▽

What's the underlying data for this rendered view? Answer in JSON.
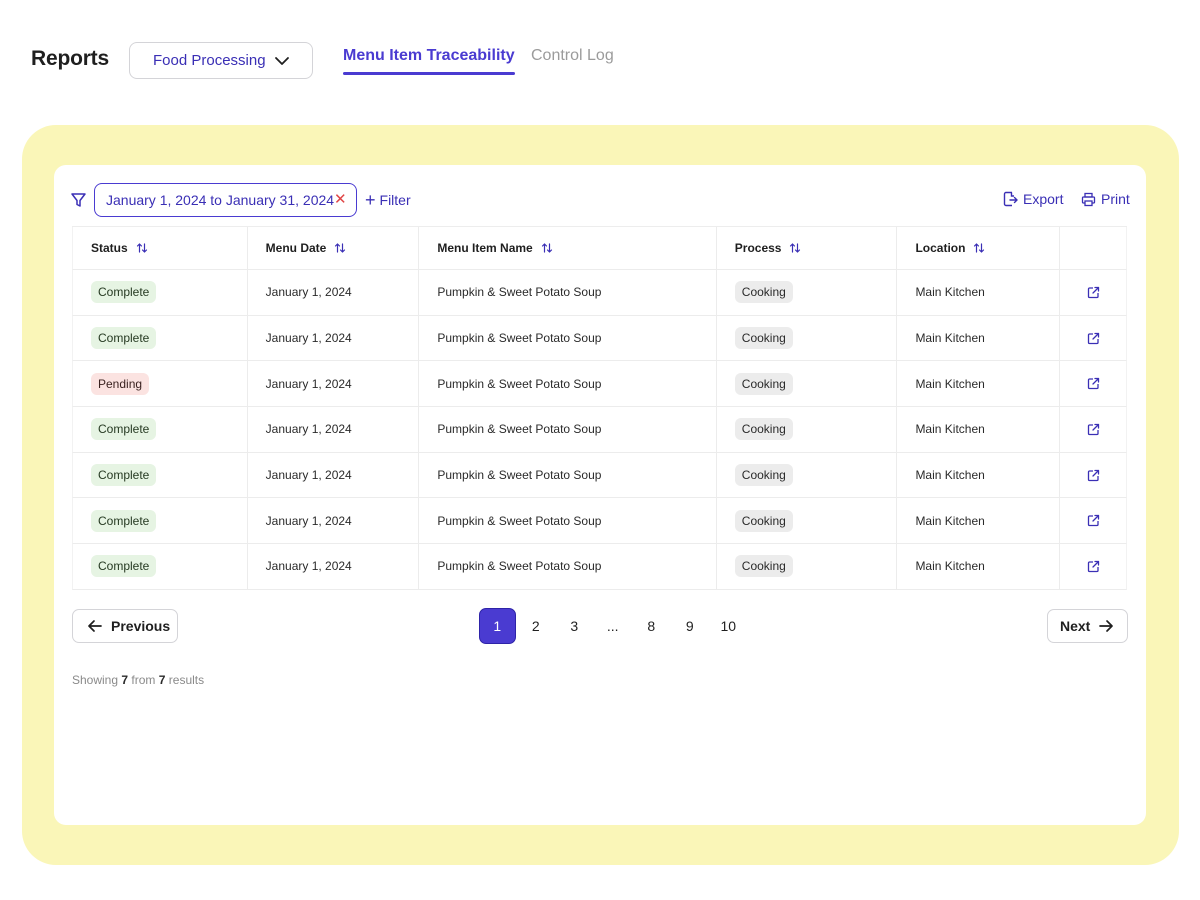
{
  "header": {
    "title": "Reports",
    "department_select": {
      "value": "Food Processing"
    },
    "tabs": [
      {
        "label": "Menu Item Traceability",
        "active": true
      },
      {
        "label": "Control Log",
        "active": false
      }
    ]
  },
  "colors": {
    "accent": "#4a3bd1",
    "frame": "#faf6b8",
    "complete_bg": "#e6f4e3",
    "pending_bg": "#fbe3e1"
  },
  "toolbar": {
    "date_range": "January 1, 2024 to January 31, 2024",
    "filter_label": "Filter",
    "export_label": "Export",
    "print_label": "Print"
  },
  "table": {
    "columns": [
      "Status",
      "Menu Date",
      "Menu Item Name",
      "Process",
      "Location"
    ],
    "rows": [
      {
        "status": "Complete",
        "menu_date": "January 1, 2024",
        "item": "Pumpkin & Sweet Potato Soup",
        "process": "Cooking",
        "location": "Main Kitchen"
      },
      {
        "status": "Complete",
        "menu_date": "January 1, 2024",
        "item": "Pumpkin & Sweet Potato Soup",
        "process": "Cooking",
        "location": "Main Kitchen"
      },
      {
        "status": "Pending",
        "menu_date": "January 1, 2024",
        "item": "Pumpkin & Sweet Potato Soup",
        "process": "Cooking",
        "location": "Main Kitchen"
      },
      {
        "status": "Complete",
        "menu_date": "January 1, 2024",
        "item": "Pumpkin & Sweet Potato Soup",
        "process": "Cooking",
        "location": "Main Kitchen"
      },
      {
        "status": "Complete",
        "menu_date": "January 1, 2024",
        "item": "Pumpkin & Sweet Potato Soup",
        "process": "Cooking",
        "location": "Main Kitchen"
      },
      {
        "status": "Complete",
        "menu_date": "January 1, 2024",
        "item": "Pumpkin & Sweet Potato Soup",
        "process": "Cooking",
        "location": "Main Kitchen"
      },
      {
        "status": "Complete",
        "menu_date": "January 1, 2024",
        "item": "Pumpkin & Sweet Potato Soup",
        "process": "Cooking",
        "location": "Main Kitchen"
      }
    ]
  },
  "pagination": {
    "previous_label": "Previous",
    "next_label": "Next",
    "pages": [
      "1",
      "2",
      "3",
      "...",
      "8",
      "9",
      "10"
    ],
    "current": "1"
  },
  "summary": {
    "prefix": "Showing",
    "shown": "7",
    "middle": "from",
    "total": "7",
    "suffix": "results"
  }
}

△

The entries above are to be returned exactly, without their pictures.

Right answer:
What's the underlying data for this rendered view? Answer in JSON.
{
  "header": {
    "title": "Reports",
    "department_select": {
      "value": "Food Processing"
    },
    "tabs": [
      {
        "label": "Menu Item Traceability",
        "active": true
      },
      {
        "label": "Control Log",
        "active": false
      }
    ]
  },
  "colors": {
    "accent": "#4a3bd1",
    "frame": "#faf6b8",
    "complete_bg": "#e6f4e3",
    "pending_bg": "#fbe3e1"
  },
  "toolbar": {
    "date_range": "January 1, 2024 to January 31, 2024",
    "filter_label": "Filter",
    "export_label": "Export",
    "print_label": "Print"
  },
  "table": {
    "columns": [
      "Status",
      "Menu Date",
      "Menu Item Name",
      "Process",
      "Location"
    ],
    "rows": [
      {
        "status": "Complete",
        "menu_date": "January 1, 2024",
        "item": "Pumpkin & Sweet Potato Soup",
        "process": "Cooking",
        "location": "Main Kitchen"
      },
      {
        "status": "Complete",
        "menu_date": "January 1, 2024",
        "item": "Pumpkin & Sweet Potato Soup",
        "process": "Cooking",
        "location": "Main Kitchen"
      },
      {
        "status": "Pending",
        "menu_date": "January 1, 2024",
        "item": "Pumpkin & Sweet Potato Soup",
        "process": "Cooking",
        "location": "Main Kitchen"
      },
      {
        "status": "Complete",
        "menu_date": "January 1, 2024",
        "item": "Pumpkin & Sweet Potato Soup",
        "process": "Cooking",
        "location": "Main Kitchen"
      },
      {
        "status": "Complete",
        "menu_date": "January 1, 2024",
        "item": "Pumpkin & Sweet Potato Soup",
        "process": "Cooking",
        "location": "Main Kitchen"
      },
      {
        "status": "Complete",
        "menu_date": "January 1, 2024",
        "item": "Pumpkin & Sweet Potato Soup",
        "process": "Cooking",
        "location": "Main Kitchen"
      },
      {
        "status": "Complete",
        "menu_date": "January 1, 2024",
        "item": "Pumpkin & Sweet Potato Soup",
        "process": "Cooking",
        "location": "Main Kitchen"
      }
    ]
  },
  "pagination": {
    "previous_label": "Previous",
    "next_label": "Next",
    "pages": [
      "1",
      "2",
      "3",
      "...",
      "8",
      "9",
      "10"
    ],
    "current": "1"
  },
  "summary": {
    "prefix": "Showing",
    "shown": "7",
    "middle": "from",
    "total": "7",
    "suffix": "results"
  }
}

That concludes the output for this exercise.